**Exercise aim**
Your answer should be a single number: how many lines in the data below hold the string "time".

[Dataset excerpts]
<<<<
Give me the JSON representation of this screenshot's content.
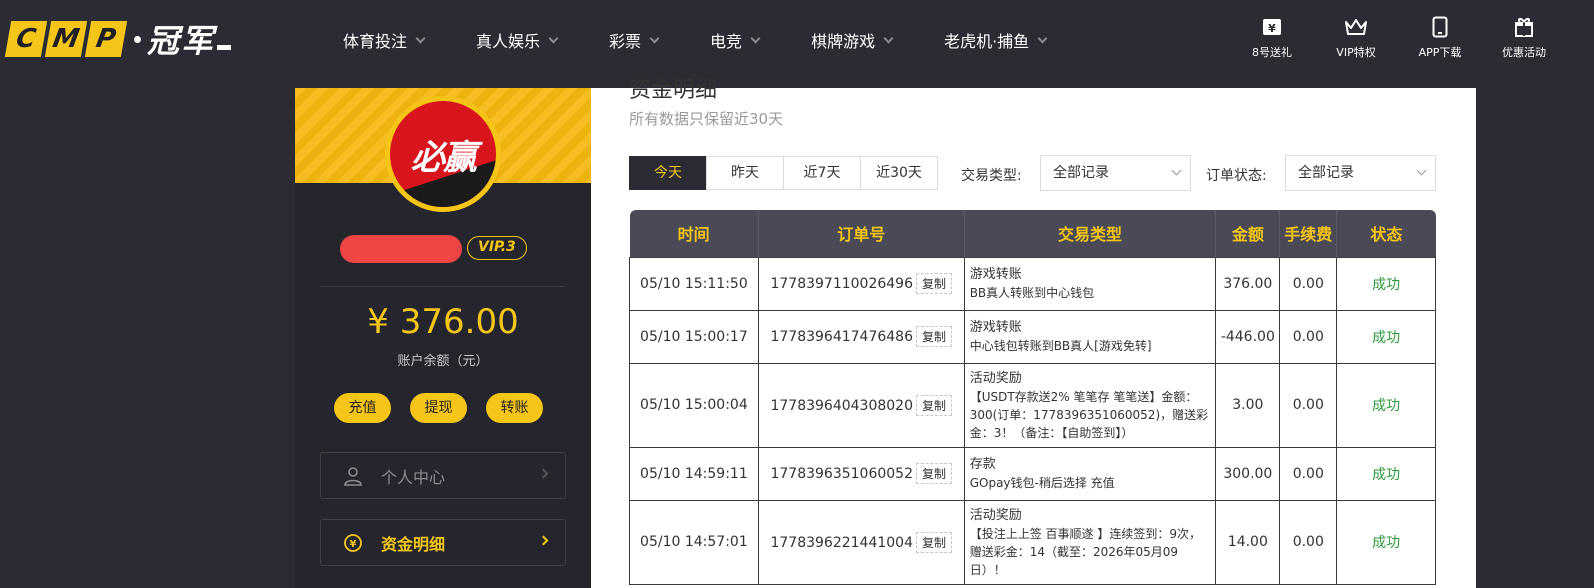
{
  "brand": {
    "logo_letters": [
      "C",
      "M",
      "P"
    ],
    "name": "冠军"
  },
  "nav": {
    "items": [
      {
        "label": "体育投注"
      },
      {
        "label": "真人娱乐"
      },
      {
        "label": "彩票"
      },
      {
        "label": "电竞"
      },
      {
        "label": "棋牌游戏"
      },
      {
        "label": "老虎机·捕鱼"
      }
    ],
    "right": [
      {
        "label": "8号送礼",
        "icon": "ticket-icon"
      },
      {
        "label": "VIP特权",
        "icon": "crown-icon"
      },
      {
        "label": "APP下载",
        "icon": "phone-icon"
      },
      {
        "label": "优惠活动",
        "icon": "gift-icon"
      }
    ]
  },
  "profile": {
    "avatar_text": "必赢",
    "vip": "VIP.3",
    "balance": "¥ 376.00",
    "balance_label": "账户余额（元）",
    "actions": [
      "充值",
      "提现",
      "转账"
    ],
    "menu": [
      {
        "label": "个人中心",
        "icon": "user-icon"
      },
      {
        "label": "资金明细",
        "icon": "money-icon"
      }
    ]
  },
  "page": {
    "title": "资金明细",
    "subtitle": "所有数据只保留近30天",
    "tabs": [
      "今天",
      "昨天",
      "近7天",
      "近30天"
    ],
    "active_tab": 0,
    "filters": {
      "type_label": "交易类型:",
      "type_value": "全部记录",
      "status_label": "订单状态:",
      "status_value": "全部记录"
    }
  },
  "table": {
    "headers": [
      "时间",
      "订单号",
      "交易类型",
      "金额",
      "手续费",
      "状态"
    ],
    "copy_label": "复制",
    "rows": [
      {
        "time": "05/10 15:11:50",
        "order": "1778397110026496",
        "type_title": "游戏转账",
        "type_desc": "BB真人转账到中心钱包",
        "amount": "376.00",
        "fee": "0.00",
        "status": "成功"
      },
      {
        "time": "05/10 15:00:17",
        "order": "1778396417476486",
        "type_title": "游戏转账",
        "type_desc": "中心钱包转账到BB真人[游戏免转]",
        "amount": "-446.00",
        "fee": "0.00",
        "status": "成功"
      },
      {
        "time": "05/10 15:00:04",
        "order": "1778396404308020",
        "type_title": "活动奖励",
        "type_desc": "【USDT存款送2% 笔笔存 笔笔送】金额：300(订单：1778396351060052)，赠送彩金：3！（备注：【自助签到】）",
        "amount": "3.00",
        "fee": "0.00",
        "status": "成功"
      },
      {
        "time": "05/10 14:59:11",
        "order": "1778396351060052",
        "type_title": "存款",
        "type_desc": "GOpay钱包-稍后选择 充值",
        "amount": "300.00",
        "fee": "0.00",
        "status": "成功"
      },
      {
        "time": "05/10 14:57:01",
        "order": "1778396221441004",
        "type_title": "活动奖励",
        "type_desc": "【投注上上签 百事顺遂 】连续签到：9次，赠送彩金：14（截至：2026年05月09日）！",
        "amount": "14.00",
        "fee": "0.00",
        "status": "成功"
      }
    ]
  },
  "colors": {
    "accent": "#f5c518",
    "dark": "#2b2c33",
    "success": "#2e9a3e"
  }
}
>>>>
<<<<
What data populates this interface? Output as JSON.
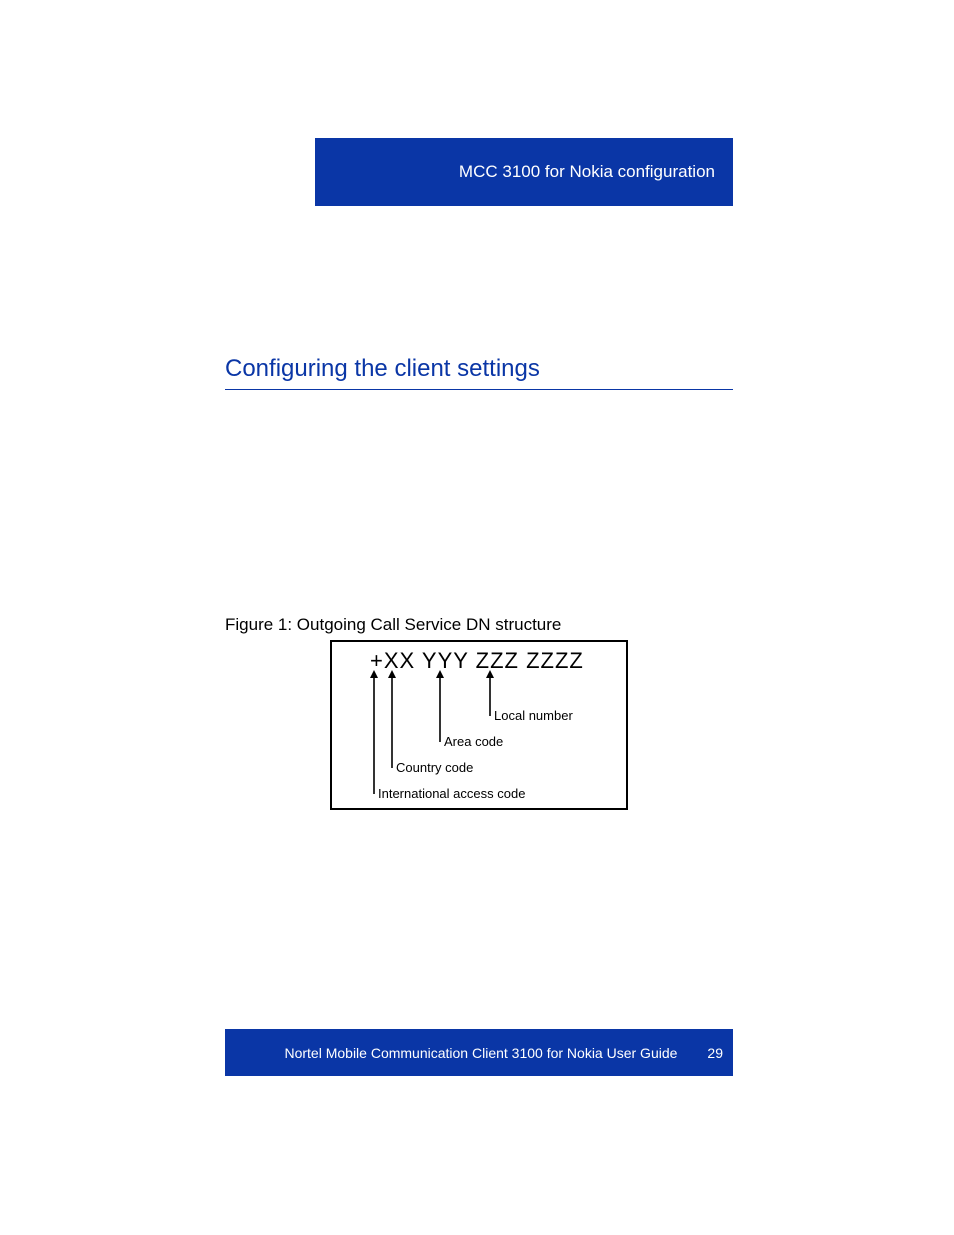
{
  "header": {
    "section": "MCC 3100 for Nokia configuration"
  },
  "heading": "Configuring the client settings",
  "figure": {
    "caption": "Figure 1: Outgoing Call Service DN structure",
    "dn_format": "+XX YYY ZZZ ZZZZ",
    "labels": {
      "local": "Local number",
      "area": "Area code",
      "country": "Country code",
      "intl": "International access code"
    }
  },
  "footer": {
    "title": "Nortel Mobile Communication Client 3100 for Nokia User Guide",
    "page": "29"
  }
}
>>>>
**Correct answer**
5